→ Supplied passage:

I think what you described is called a PID regulator, and i'm somewhat at loss as to what the alternative to the described should be ("binary algorithm").

Crap?

If it were on-off instead of "stepping", it could be a bang-bang controller.  Very common for loads that can really only be controlled in binary states: SSR switched electric heaters, for example.  Every process controller on Earth supports this operation, with a programmable PID in front, and various process inputs (temperature, or anything else) available to wire up.  They also often have 'auto tuning' algorithms, which always suck..

Tim

[David Hess]

When I was searching for link to that old analog MPPT design, I ran across a number of Linear Technology design notes and parts which implement the very thing that was originally asked about.  Now they refer to it as Maximum Power Point Control (MPPC) instead of Maximum Power Point Tracking (MPPT) to distinguish the two techniques but there is some confusion because their early data sheets refer to it as MPPT for reasons that they explain:

http://www.linear.com/solutions/4545

[T3sl4co1l]

Ok, so they call "MPPC" the "hold it at a constant voltage" thing -- I wouldn't call that maximum anything, since it has little bearing on the power from a general source, but happens to be close for this one.

Full MPPT periodically sweeps the operating point, which is much more in-depth than the dithering method which is a sub-part of it.  The circuit linked earlier, with an oscillator and analog switches, implements the dither.  The operation is simple: a periodic perturbation (of an even wave, like a sine, or 50% duty square wave) is superimposed on the average operating point; the difference from average is synchronously detected with switches, and amplified with an error amplifier.  To detect power, thermally matched transistor junctions are used as log converters; an exp converter is not necessary because max(log(P)) is the same as max(P), because log is a one-to-one function (also, since all that's important is the difference, offsets due to absolute temperature are not important, so it's fine as long as the transistors are matched thermally).

It's not complex, it's just another error amp wrapped around the existing system, and with some signal conditioning to generate that error.

→ Data extracts:
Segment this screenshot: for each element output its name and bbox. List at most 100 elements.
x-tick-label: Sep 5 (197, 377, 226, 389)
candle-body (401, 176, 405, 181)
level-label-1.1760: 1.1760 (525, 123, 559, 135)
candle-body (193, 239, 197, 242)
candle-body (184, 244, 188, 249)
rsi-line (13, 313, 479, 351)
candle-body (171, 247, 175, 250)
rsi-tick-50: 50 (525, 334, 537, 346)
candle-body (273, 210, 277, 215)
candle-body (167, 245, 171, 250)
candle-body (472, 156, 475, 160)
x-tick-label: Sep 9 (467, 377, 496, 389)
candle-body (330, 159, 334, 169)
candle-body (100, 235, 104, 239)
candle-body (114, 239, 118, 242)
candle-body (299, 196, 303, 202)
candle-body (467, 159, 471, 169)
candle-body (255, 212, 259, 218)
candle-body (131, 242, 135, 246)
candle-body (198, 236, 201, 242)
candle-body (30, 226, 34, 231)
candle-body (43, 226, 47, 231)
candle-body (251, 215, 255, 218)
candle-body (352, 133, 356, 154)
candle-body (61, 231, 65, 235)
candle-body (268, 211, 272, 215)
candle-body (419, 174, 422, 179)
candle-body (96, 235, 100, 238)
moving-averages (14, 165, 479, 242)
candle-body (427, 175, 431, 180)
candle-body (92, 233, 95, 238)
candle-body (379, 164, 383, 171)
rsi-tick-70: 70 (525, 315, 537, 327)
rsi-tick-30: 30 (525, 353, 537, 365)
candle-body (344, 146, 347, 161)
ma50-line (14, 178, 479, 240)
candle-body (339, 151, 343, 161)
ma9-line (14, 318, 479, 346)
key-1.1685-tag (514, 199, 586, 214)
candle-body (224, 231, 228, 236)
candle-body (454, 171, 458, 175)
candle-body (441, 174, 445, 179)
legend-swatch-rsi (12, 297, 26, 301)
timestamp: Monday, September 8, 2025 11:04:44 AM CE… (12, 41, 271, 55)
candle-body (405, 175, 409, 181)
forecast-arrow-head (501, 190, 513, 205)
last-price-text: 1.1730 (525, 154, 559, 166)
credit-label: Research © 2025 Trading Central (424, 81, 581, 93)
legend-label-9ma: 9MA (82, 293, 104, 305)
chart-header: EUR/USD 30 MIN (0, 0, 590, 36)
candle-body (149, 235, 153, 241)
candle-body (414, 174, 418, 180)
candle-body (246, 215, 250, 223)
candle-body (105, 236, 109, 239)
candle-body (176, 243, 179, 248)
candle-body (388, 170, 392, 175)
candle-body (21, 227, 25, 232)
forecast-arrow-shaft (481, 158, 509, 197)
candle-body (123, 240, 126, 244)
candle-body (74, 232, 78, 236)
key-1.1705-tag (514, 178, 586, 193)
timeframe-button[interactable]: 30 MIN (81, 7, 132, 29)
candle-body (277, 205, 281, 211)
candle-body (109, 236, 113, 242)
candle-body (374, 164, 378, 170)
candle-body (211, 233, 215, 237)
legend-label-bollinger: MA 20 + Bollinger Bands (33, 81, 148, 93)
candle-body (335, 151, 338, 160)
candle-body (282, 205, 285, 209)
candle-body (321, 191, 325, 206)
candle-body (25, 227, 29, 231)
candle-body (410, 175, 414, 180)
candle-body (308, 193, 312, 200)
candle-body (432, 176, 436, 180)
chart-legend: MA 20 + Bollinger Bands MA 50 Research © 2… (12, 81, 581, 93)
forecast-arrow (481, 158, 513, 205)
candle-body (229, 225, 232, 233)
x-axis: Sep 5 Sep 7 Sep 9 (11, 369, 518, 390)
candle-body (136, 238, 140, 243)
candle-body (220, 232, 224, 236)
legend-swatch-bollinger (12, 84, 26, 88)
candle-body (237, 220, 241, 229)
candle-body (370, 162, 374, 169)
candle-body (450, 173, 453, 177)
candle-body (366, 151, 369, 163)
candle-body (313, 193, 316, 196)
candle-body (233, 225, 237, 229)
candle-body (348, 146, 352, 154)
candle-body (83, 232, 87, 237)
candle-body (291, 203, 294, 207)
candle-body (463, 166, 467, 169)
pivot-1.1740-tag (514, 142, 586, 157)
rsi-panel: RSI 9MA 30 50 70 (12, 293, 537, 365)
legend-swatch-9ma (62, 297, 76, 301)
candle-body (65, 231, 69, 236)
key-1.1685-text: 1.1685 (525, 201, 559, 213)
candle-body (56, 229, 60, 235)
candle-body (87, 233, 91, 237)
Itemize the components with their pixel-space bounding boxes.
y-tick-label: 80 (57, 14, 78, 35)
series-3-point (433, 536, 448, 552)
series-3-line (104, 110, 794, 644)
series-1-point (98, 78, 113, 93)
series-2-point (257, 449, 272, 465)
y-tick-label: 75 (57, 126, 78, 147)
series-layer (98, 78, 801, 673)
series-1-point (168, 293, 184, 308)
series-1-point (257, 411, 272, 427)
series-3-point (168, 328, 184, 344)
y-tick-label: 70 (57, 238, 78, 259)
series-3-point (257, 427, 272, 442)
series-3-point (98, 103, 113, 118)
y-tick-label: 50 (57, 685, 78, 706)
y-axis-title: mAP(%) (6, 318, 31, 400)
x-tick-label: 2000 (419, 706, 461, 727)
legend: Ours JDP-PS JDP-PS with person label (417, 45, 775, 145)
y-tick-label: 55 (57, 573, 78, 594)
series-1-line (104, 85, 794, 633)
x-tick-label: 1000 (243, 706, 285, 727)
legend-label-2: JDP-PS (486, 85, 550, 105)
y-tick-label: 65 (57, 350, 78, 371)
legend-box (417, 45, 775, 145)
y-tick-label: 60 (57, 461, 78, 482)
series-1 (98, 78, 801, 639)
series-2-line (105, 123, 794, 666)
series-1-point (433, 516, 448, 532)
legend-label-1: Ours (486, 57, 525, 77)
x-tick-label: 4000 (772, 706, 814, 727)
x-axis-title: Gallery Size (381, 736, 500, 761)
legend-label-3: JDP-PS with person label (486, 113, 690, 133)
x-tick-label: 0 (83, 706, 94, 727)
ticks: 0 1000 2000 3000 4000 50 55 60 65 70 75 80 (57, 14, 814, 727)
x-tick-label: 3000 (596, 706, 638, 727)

→ Prompt 1:
In the thread about maximum power point tracking, what name do Linear Technology's newer documents use for the technique instead of Maximum Power Point Tracking?
→ Prompt 2:
Pick up the thread about maximum power point tracking right after its last sentence and carry it on in the same forum style.

→ Response box 1:
Maximum Power Point Control (MPPC).

→ Response box 2:
Tim

[daveatol]

You could use a standard DC-DC converter IC, which is regulating its output loop to your max battery voltage, then add a transistor to reduce the voltage on the FB pin when the input voltage is over 16V.

[David Hess]

Ok, so they call "MPPC" the "hold it at a constant voltage" thing -- I wouldn't call that maximum anything, since it has little bearing on the power from a general source, but happens to be close for this one.

LT has an explanation for the confusion which amounts to, "We did not know what to call it and at the time nobody else did either.  Sorry about that."  I really like them for admitting it.

I never noticed the constant input voltage design until this discussion.

Full MPPT periodically sweeps the operating point, which is much more in-depth than the dithering method which is a sub-part of it.  The circuit linked earlier, with an oscillator and analog switches, implements the dither.  The operation is simple: a periodic perturbation (of an even wave, like a sine, or 50% duty square wave) is superimposed on the average operating point; the difference from average is synchronously detected with switches, and amplified with an error amplifier.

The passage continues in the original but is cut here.